Start of Recorded data

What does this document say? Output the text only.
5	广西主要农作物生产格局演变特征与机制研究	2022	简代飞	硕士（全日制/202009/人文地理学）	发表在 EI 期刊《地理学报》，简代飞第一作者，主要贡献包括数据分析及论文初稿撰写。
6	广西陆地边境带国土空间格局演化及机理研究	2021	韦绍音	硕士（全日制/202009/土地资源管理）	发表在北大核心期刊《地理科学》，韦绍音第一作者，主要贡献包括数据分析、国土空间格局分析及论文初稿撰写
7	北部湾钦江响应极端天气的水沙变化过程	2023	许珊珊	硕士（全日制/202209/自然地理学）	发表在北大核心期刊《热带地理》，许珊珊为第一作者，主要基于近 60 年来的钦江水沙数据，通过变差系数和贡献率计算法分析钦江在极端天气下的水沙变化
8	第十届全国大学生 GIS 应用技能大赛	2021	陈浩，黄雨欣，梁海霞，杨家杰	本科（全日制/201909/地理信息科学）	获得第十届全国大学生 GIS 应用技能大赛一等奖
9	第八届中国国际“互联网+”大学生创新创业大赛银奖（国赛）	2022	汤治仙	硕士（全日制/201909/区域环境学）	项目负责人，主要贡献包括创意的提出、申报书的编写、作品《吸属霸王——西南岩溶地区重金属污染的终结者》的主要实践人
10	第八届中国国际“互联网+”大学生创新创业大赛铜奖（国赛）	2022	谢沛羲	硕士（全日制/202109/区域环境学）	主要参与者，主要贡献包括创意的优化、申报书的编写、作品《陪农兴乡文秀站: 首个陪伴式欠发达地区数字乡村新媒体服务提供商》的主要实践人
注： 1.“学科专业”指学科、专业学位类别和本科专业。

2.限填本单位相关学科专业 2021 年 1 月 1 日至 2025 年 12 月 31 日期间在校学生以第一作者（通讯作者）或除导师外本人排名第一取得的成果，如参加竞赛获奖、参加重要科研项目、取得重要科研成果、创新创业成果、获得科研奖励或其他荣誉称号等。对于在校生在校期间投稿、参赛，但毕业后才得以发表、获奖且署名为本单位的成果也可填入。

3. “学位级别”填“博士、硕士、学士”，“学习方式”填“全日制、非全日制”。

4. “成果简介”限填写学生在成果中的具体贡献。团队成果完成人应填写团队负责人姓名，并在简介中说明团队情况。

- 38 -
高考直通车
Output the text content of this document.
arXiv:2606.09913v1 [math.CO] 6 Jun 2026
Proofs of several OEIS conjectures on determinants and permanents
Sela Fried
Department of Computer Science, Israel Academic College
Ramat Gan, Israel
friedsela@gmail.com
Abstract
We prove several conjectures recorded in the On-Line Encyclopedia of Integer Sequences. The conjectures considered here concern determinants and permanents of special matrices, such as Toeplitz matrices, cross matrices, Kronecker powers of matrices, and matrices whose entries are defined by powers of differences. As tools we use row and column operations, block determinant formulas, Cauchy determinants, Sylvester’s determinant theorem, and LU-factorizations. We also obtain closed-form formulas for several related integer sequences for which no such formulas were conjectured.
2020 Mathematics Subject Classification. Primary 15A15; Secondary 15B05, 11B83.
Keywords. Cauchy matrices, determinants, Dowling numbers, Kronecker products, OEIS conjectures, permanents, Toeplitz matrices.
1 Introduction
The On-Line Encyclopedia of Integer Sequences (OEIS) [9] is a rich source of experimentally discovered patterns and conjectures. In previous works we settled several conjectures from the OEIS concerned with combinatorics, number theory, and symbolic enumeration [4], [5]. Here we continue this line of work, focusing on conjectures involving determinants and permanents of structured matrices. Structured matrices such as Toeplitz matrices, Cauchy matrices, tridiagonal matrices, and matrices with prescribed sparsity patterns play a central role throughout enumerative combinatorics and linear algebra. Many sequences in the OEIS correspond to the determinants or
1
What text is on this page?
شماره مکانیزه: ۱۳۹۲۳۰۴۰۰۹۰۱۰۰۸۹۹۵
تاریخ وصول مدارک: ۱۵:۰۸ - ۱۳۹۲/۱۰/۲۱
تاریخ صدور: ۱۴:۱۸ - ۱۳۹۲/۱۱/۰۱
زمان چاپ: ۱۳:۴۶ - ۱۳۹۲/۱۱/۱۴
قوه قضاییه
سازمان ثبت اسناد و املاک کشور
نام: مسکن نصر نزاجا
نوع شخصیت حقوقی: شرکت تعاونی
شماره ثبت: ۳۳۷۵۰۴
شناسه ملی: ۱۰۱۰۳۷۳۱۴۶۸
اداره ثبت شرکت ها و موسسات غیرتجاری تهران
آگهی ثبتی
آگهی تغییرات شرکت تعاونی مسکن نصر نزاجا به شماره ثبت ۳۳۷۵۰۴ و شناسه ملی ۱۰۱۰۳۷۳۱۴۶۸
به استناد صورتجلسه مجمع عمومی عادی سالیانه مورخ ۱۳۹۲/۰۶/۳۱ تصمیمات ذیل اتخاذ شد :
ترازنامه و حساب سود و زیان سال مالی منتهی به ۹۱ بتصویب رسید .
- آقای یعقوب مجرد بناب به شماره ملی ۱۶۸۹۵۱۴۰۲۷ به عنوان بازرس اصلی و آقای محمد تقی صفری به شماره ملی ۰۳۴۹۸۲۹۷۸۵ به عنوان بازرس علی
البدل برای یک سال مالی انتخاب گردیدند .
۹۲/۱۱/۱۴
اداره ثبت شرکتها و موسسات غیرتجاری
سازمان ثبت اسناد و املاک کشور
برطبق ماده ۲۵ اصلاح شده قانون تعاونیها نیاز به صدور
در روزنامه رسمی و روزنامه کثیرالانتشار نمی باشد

End of Recorded data

> Goal of the exercise: From the records above, please extract every line and repeat it exactly.

> Solution to this exercise:
What does this document say? Output the text only.
5	广西主要农作物生产格局演变特征与机制研究	2022	简代飞	硕士（全日制/202009/人文地理学）	发表在 EI 期刊《地理学报》，简代飞第一作者，主要贡献包括数据分析及论文初稿撰写。
6	广西陆地边境带国土空间格局演化及机理研究	2021	韦绍音	硕士（全日制/202009/土地资源管理）	发表在北大核心期刊《地理科学》，韦绍音第一作者，主要贡献包括数据分析、国土空间格局分析及论文初稿撰写
7	北部湾钦江响应极端天气的水沙变化过程	2023	许珊珊	硕士（全日制/202209/自然地理学）	发表在北大核心期刊《热带地理》，许珊珊为第一作者，主要基于近 60 年来的钦江水沙数据，通过变差系数和贡献率计算法分析钦江在极端天气下的水沙变化
8	第十届全国大学生 GIS 应用技能大赛	2021	陈浩，黄雨欣，梁海霞，杨家杰	本科（全日制/201909/地理信息科学）	获得第十届全国大学生 GIS 应用技能大赛一等奖
9	第八届中国国际“互联网+”大学生创新创业大赛银奖（国赛）	2022	汤治仙	硕士（全日制/201909/区域环境学）	项目负责人，主要贡献包括创意的提出、申报书的编写、作品《吸属霸王——西南岩溶地区重金属污染的终结者》的主要实践人
10	第八届中国国际“互联网+”大学生创新创业大赛铜奖（国赛）	2022	谢沛羲	硕士（全日制/202109/区域环境学）	主要参与者，主要贡献包括创意的优化、申报书的编写、作品《陪农兴乡文秀站: 首个陪伴式欠发达地区数字乡村新媒体服务提供商》的主要实践人
注： 1.“学科专业”指学科、专业学位类别和本科专业。

2.限填本单位相关学科专业 2021 年 1 月 1 日至 2025 年 12 月 31 日期间在校学生以第一作者（通讯作者）或除导师外本人排名第一取得的成果，如参加竞赛获奖、参加重要科研项目、取得重要科研成果、创新创业成果、获得科研奖励或其他荣誉称号等。对于在校生在校期间投稿、参赛，但毕业后才得以发表、获奖且署名为本单位的成果也可填入。

3. “学位级别”填“博士、硕士、学士”，“学习方式”填“全日制、非全日制”。

4. “成果简介”限填写学生在成果中的具体贡献。团队成果完成人应填写团队负责人姓名，并在简介中说明团队情况。

- 38 -
高考直通车
Output the text content of this document.
arXiv:2606.09913v1 [math.CO] 6 Jun 2026
Proofs of several OEIS conjectures on determinants and permanents
Sela Fried
Department of Computer Science, Israel Academic College
Ramat Gan, Israel
friedsela@gmail.com
Abstract
We prove several conjectures recorded in the On-Line Encyclopedia of Integer Sequences. The conjectures considered here concern determinants and permanents of special matrices, such as Toeplitz matrices, cross matrices, Kronecker powers of matrices, and matrices whose entries are defined by powers of differences. As tools we use row and column operations, block determinant formulas, Cauchy determinants, Sylvester’s determinant theorem, and LU-factorizations. We also obtain closed-form formulas for several related integer sequences for which no such formulas were conjectured.
2020 Mathematics Subject Classification. Primary 15A15; Secondary 15B05, 11B83.
Keywords. Cauchy matrices, determinants, Dowling numbers, Kronecker products, OEIS conjectures, permanents, Toeplitz matrices.
1 Introduction
The On-Line Encyclopedia of Integer Sequences (OEIS) [9] is a rich source of experimentally discovered patterns and conjectures. In previous works we settled several conjectures from the OEIS concerned with combinatorics, number theory, and symbolic enumeration [4], [5]. Here we continue this line of work, focusing on conjectures involving determinants and permanents of structured matrices. Structured matrices such as Toeplitz matrices, Cauchy matrices, tridiagonal matrices, and matrices with prescribed sparsity patterns play a central role throughout enumerative combinatorics and linear algebra. Many sequences in the OEIS correspond to the determinants or
1
What text is on this page?
شماره مکانیزه: ۱۳۹۲۳۰۴۰۰۹۰۱۰۰۸۹۹۵
تاریخ وصول مدارک: ۱۵:۰۸ - ۱۳۹۲/۱۰/۲۱
تاریخ صدور: ۱۴:۱۸ - ۱۳۹۲/۱۱/۰۱
زمان چاپ: ۱۳:۴۶ - ۱۳۹۲/۱۱/۱۴
قوه قضاییه
سازمان ثبت اسناد و املاک کشور
نام: مسکن نصر نزاجا
نوع شخصیت حقوقی: شرکت تعاونی
شماره ثبت: ۳۳۷۵۰۴
شناسه ملی: ۱۰۱۰۳۷۳۱۴۶۸
اداره ثبت شرکت ها و موسسات غیرتجاری تهران
آگهی ثبتی
آگهی تغییرات شرکت تعاونی مسکن نصر نزاجا به شماره ثبت ۳۳۷۵۰۴ و شناسه ملی ۱۰۱۰۳۷۳۱۴۶۸
به استناد صورتجلسه مجمع عمومی عادی سالیانه مورخ ۱۳۹۲/۰۶/۳۱ تصمیمات ذیل اتخاذ شد :
ترازنامه و حساب سود و زیان سال مالی منتهی به ۹۱ بتصویب رسید .
- آقای یعقوب مجرد بناب به شماره ملی ۱۶۸۹۵۱۴۰۲۷ به عنوان بازرس اصلی و آقای محمد تقی صفری به شماره ملی ۰۳۴۹۸۲۹۷۸۵ به عنوان بازرس علی
البدل برای یک سال مالی انتخاب گردیدند .
۹۲/۱۱/۱۴
اداره ثبت شرکتها و موسسات غیرتجاری
سازمان ثبت اسناد و املاک کشور
برطبق ماده ۲۵ اصلاح شده قانون تعاونیها نیاز به صدور
در روزنامه رسمی و روزنامه کثیرالانتشار نمی باشد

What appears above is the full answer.